*YOUR TASK:* Search the records for "lengua". Copy every line where it appears.

*DATA LINES:*
□ □ □ □ □

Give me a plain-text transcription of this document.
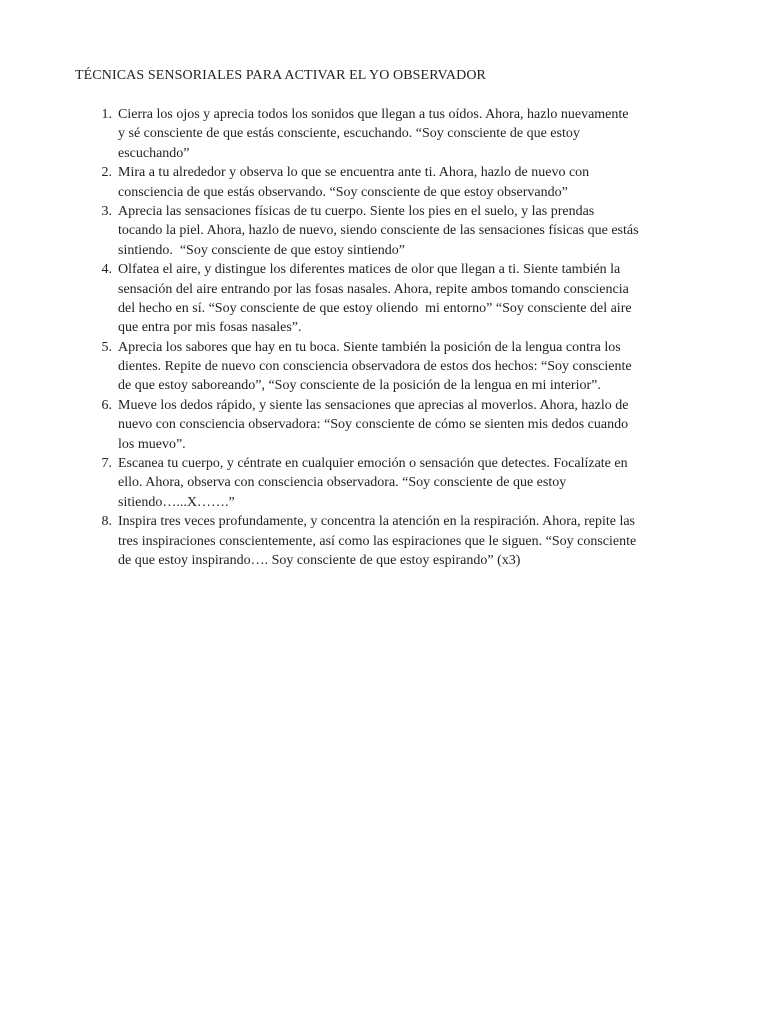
TÉCNICAS SENSORIALES PARA ACTIVAR EL YO OBSERVADOR
1. Cierra los ojos y aprecia todos los sonidos que llegan a tus oídos. Ahora, hazlo nuevamente
y sé consciente de que estás consciente, escuchando. “Soy consciente de que estoy
escuchando”
2. Mira a tu alrededor y observa lo que se encuentra ante ti. Ahora, hazlo de nuevo con
consciencia de que estás observando. “Soy consciente de que estoy observando”
3. Aprecia las sensaciones físicas de tu cuerpo. Siente los pies en el suelo, y las prendas
tocando la piel. Ahora, hazlo de nuevo, siendo consciente de las sensaciones físicas que estás
sintiendo.  “Soy consciente de que estoy sintiendo”
4. Olfatea el aire, y distingue los diferentes matices de olor que llegan a ti. Siente también la
sensación del aire entrando por las fosas nasales. Ahora, repite ambos tomando consciencia
del hecho en sí. “Soy consciente de que estoy oliendo  mi entorno” “Soy consciente del aire
que entra por mis fosas nasales”.
5. Aprecia los sabores que hay en tu boca. Siente también la posición de la lengua contra los
dientes. Repite de nuevo con consciencia observadora de estos dos hechos: “Soy consciente
de que estoy saboreando”, “Soy consciente de la posición de la lengua en mi interior”.
6. Mueve los dedos rápido, y siente las sensaciones que aprecias al moverlos. Ahora, hazlo de
nuevo con consciencia observadora: “Soy consciente de cómo se sienten mis dedos cuando
los muevo”.
7. Escanea tu cuerpo, y céntrate en cualquier emoción o sensación que detectes. Focalízate en
ello. Ahora, observa con consciencia observadora. “Soy consciente de que estoy
sitiendo…...X…….”
8. Inspira tres veces profundamente, y concentra la atención en la respiración. Ahora, repite las
tres inspiraciones conscientemente, así como las espiraciones que le siguen. “Soy consciente
de que estoy inspirando…. Soy consciente de que estoy espirando” (x3)
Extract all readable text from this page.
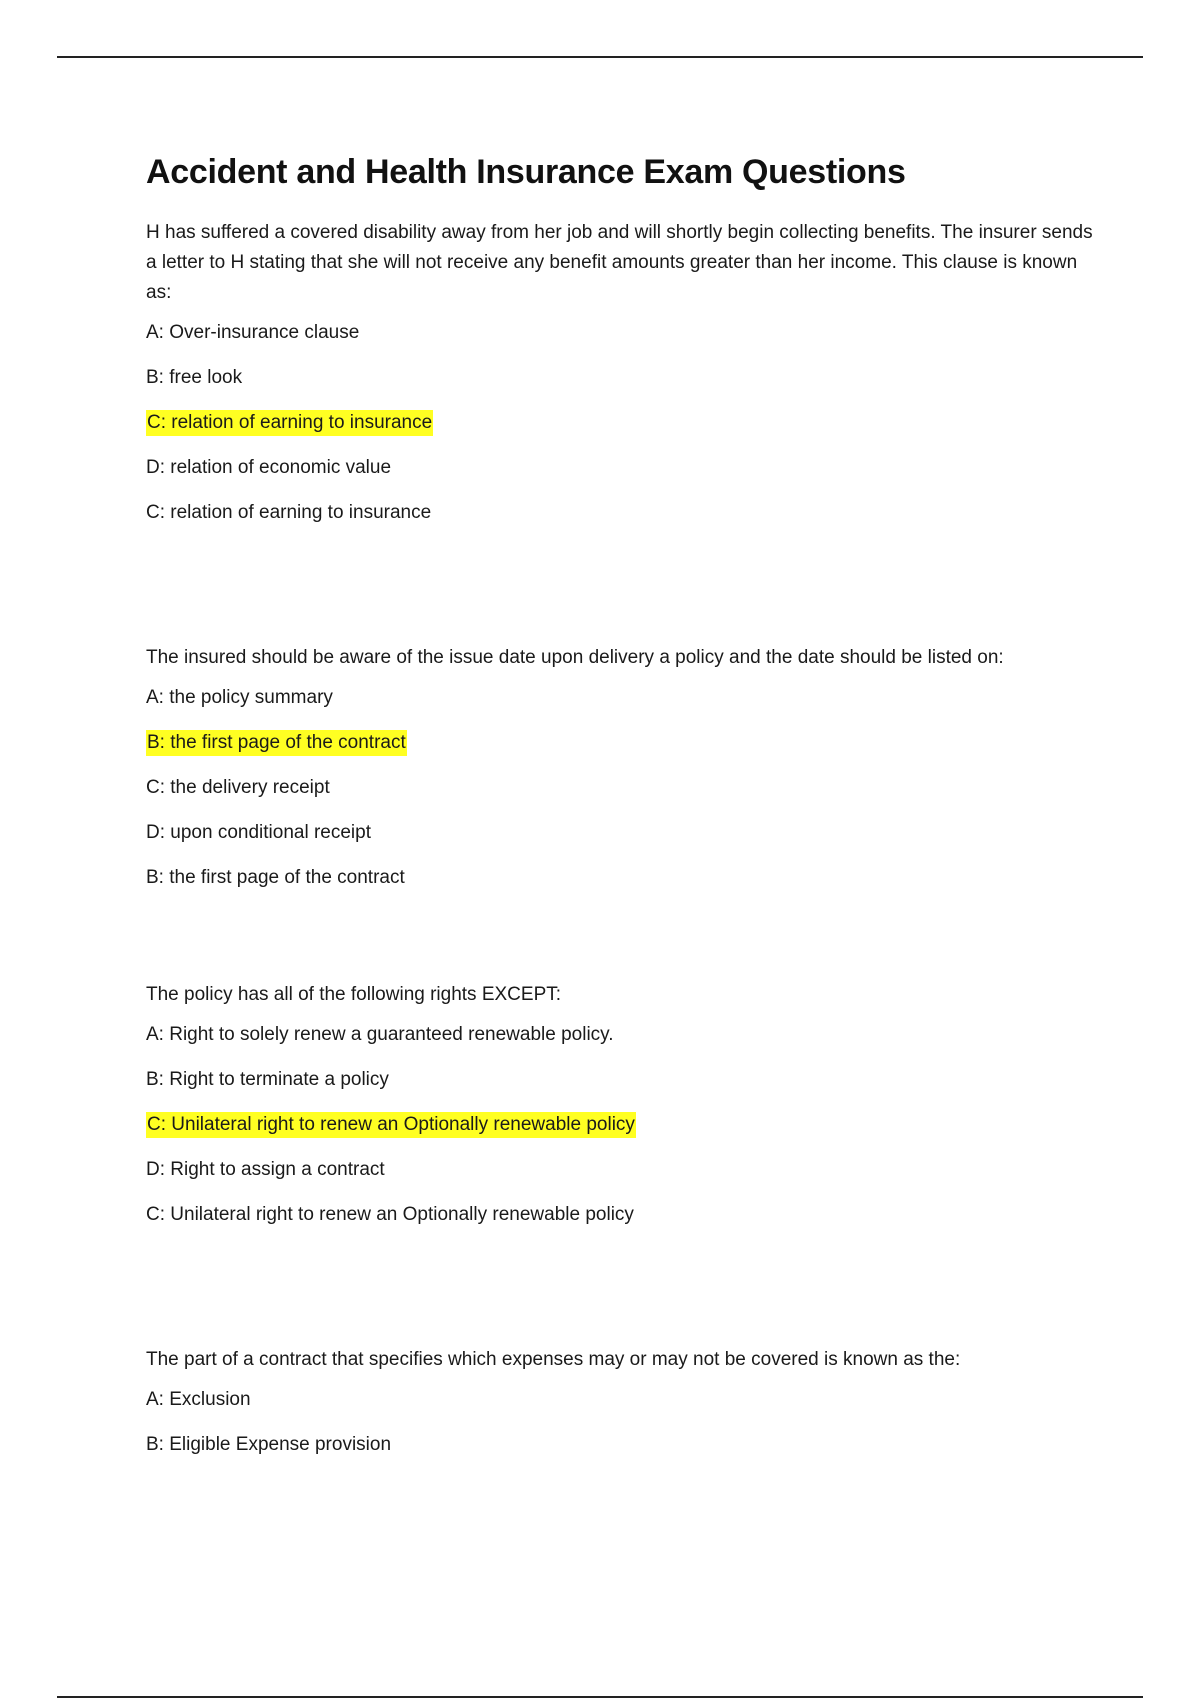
Accident and Health Insurance Exam Questions

H has suffered a covered disability away from her job and will shortly begin collecting benefits. The insurer sends a letter to H stating that she will not receive any benefit amounts greater than her income. This clause is known as:

A: Over-insurance clause

B: free look

C: relation of earning to insurance

D: relation of economic value

C: relation of earning to insurance

The insured should be aware of the issue date upon delivery a policy and the date should be listed on:

A: the policy summary

B: the first page of the contract

C: the delivery receipt

D: upon conditional receipt

B: the first page of the contract

The policy has all of the following rights EXCEPT:

A: Right to solely renew a guaranteed renewable policy.

B: Right to terminate a policy

C: Unilateral right to renew an Optionally renewable policy

D: Right to assign a contract

C: Unilateral right to renew an Optionally renewable policy

The part of a contract that specifies which expenses may or may not be covered is known as the:

A: Exclusion

B: Eligible Expense provision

□ □ □ □ □

*REPLY TO THE TASK:*
5. Aprecia los sabores que hay en tu boca. Siente también la posición de la lengua contra los
de que estoy saboreando”, “Soy consciente de la posición de la lengua en mi interior”.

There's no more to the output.